## start STORED DATA

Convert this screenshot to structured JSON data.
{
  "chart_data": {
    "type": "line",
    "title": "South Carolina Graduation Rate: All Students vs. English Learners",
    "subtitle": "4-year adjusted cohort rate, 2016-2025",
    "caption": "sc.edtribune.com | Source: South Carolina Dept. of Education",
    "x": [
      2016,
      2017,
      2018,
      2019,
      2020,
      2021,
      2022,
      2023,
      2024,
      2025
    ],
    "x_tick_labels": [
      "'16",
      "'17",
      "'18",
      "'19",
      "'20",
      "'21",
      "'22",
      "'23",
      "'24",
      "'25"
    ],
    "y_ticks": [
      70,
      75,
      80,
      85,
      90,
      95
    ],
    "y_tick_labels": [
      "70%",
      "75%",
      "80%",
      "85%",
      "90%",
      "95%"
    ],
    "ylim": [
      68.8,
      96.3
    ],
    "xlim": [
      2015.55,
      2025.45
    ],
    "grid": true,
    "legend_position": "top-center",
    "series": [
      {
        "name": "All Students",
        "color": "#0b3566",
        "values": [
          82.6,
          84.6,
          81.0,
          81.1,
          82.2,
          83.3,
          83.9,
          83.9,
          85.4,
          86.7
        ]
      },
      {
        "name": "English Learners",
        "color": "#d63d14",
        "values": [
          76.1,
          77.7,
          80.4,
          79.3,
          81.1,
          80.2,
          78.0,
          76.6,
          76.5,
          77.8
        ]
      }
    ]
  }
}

## end STORED DATA

§ **WHAT YOU SHOULD DO**
Pull out each line holding the string "Learners".

§ **SOLUTION**
    "title": "South Carolina Graduation Rate: All Students vs. English Learners",
        "name": "English Learners",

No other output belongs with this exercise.